_本文_:
丹田とツボは一緒なの?
効果は違うのか?
丹田とはツボよりも大きな範囲を指します。
ですが場所的にはツボの効能とほぼ一致します。
今回は丹田の効能について解説します。
丹田とは
丹田とは身体の中心ラインの中核にあるため、古来より重要視されてきたポイントです。
また丹田とは道教の用語でありエネルギーの中心となる場所という意味です。
ちなみに丹田は三種類あり、
- 額の上丹田
- 胸の中丹田
- 臍下三寸にある下丹田
があり普段から言われている丹田とは下丹田の事になります。
この下丹田は中国では関元 (かんげん)と呼ばれるツボの位置であり、インドでは第二チャクラと呼ばれる位置になります。
関元は婦人科疾患や冷え性、倦怠感や情緒不安定などに効果があるとされています。
また第二チャクラも情緒のバランスや欲に関係しているとされます。
日本では坐禅や正座などが発達した江戸時代から丹田を重視してきました。
現在でもは武道やヨガ、禅や日本舞踊などの際に丹田は紹介されています。
丹田の位置
丹田の位置する場所の中心には小腸が存在します。
その奥には心臓からの血液を骨盤内の臓器に送る腹大動脈や、それらから逆に心臓に血液を送り返す下大静脈という大きな血管があります。
さらに血管の左右には、姿勢を保つのに重要な役割を果たしている腸腰筋が存在します。

_データ行_:
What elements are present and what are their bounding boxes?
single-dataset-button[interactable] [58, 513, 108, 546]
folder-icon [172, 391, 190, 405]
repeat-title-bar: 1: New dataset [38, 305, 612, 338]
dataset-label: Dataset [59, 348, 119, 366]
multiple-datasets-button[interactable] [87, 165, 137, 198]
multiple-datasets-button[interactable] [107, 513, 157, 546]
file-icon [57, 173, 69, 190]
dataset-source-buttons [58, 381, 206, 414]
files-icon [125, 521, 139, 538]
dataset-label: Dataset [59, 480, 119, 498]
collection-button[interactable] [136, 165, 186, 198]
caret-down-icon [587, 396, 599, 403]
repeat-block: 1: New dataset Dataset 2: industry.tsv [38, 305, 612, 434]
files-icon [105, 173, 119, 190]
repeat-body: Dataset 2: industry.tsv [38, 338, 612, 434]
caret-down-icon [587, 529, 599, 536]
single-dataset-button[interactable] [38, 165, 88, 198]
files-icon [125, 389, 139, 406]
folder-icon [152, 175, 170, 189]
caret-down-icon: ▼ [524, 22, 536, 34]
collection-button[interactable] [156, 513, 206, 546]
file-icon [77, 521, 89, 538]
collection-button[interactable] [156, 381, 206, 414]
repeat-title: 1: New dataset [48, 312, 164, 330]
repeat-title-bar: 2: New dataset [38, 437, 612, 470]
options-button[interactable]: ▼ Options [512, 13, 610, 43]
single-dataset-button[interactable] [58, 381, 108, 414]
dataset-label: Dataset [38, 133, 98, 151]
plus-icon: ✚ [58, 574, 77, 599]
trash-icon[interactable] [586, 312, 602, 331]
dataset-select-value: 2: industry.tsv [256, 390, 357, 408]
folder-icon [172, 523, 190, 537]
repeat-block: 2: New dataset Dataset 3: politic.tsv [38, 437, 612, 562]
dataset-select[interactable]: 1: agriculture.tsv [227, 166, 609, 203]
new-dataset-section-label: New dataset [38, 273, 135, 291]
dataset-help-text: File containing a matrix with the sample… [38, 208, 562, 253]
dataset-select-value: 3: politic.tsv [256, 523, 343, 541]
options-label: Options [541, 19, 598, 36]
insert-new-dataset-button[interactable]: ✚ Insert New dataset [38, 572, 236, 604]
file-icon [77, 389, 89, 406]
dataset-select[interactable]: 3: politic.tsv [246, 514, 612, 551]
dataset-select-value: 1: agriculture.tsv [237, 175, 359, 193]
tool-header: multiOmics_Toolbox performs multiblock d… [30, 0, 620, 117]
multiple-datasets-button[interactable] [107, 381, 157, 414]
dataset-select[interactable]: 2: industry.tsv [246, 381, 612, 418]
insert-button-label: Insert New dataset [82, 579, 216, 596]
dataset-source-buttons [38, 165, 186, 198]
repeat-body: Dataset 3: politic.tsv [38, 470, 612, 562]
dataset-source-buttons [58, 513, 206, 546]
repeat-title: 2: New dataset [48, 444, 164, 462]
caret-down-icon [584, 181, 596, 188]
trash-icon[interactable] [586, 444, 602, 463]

_課題_:
1. 本文の「日本では坐禅や正座などが発達した江戸時代から丹田を重視してきました。」から「さらに血管の左右には、姿勢を保つのに重要な役割を果たしている腸腰筋が存在します。」までを、両端を含めて書き直してください。その際、「江戸時代」を「室町時代」に置き換えてください。
2. 本文で、現在でも丹田が紹介される場として挙げられているものをすべて書き出してください。

_解答_:
1.
日本では坐禅や正座などが発達した室町時代から丹田を重視してきました。
現在でもは武道やヨガ、禅や日本舞踊などの際に丹田は紹介されています。
丹田の位置
丹田の位置する場所の中心には小腸が存在します。
その奥には心臓からの血液を骨盤内の臓器に送る腹大動脈や、それらから逆に心臓に血液を送り返す下大静脈という大きな血管があります。
さらに血管の左右には、姿勢を保つのに重要な役割を果たしている腸腰筋が存在します。

2. 武道、ヨガ、禅、日本舞踊